SHORT TASK => How many lines of these entries hold the string "this"? Reply with the number alone.

[Records from a data collection]
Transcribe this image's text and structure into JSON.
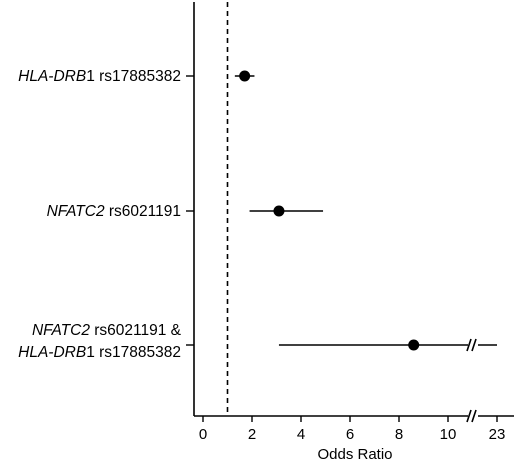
{
  "chart_data": {
    "type": "forest",
    "title": "",
    "xlabel": "Odds Ratio",
    "ylabel": "",
    "reference_line": 1,
    "x_ticks": [
      "0",
      "2",
      "4",
      "6",
      "8",
      "10",
      "23"
    ],
    "axis_break_before": "23",
    "rows": [
      {
        "label_lines": [
          [
            {
              "text": "HLA-DRB",
              "italic": true
            },
            {
              "text": "1 rs17885382",
              "italic": false
            }
          ]
        ],
        "or": 1.7,
        "ci_low": 1.3,
        "ci_high": 2.1,
        "ci_high_broken": false
      },
      {
        "label_lines": [
          [
            {
              "text": "NFATC2",
              "italic": true
            },
            {
              "text": " rs6021191",
              "italic": false
            }
          ]
        ],
        "or": 3.1,
        "ci_low": 1.9,
        "ci_high": 4.9,
        "ci_high_broken": false
      },
      {
        "label_lines": [
          [
            {
              "text": "NFATC2",
              "italic": true
            },
            {
              "text": " rs6021191 &",
              "italic": false
            }
          ],
          [
            {
              "text": "HLA-DRB",
              "italic": true
            },
            {
              "text": "1 rs17885382",
              "italic": false
            }
          ]
        ],
        "or": 8.6,
        "ci_low": 3.1,
        "ci_high": 23,
        "ci_high_broken": true
      }
    ]
  }
}
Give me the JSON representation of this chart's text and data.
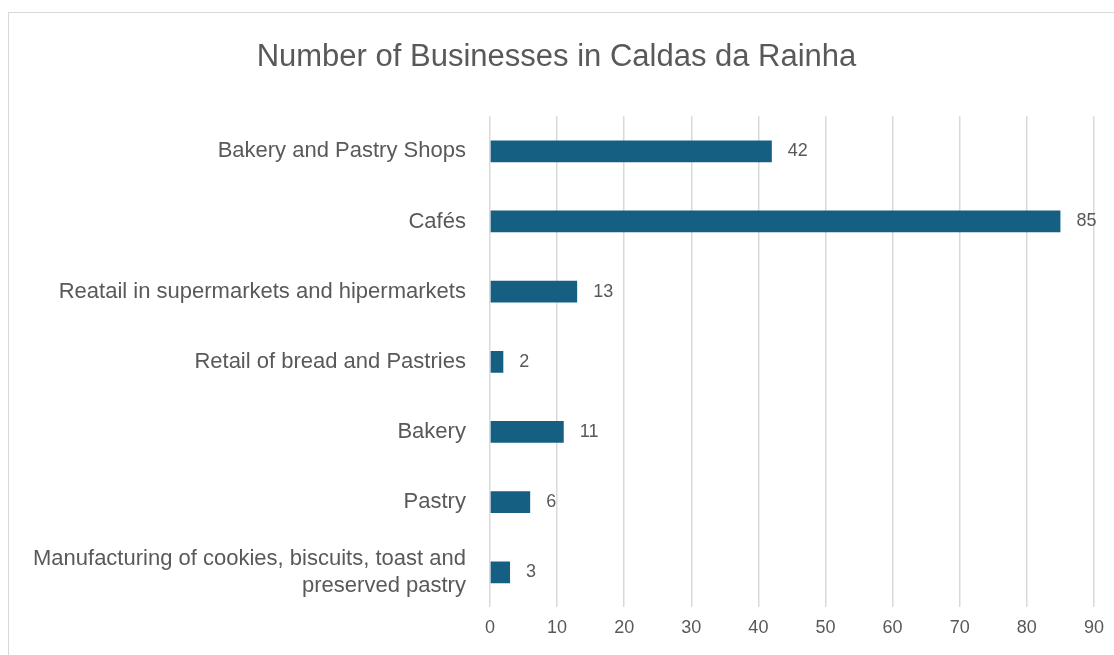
{
  "chart_data": {
    "type": "bar",
    "orientation": "horizontal",
    "title": "Number of Businesses in Caldas da Rainha",
    "categories": [
      "Bakery and Pastry Shops",
      "Cafés",
      "Reatail in supermarkets and hipermarkets",
      "Retail of bread and Pastries",
      "Bakery",
      "Pastry",
      "Manufacturing of cookies, biscuits, toast and preserved pastry"
    ],
    "values": [
      42,
      85,
      13,
      2,
      11,
      6,
      3
    ],
    "color": "#156082",
    "xlim": [
      0,
      90
    ],
    "xticks": [
      0,
      10,
      20,
      30,
      40,
      50,
      60,
      70,
      80,
      90
    ],
    "grid": "x",
    "data_labels": true,
    "legend": false
  }
}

SOLUTION => 2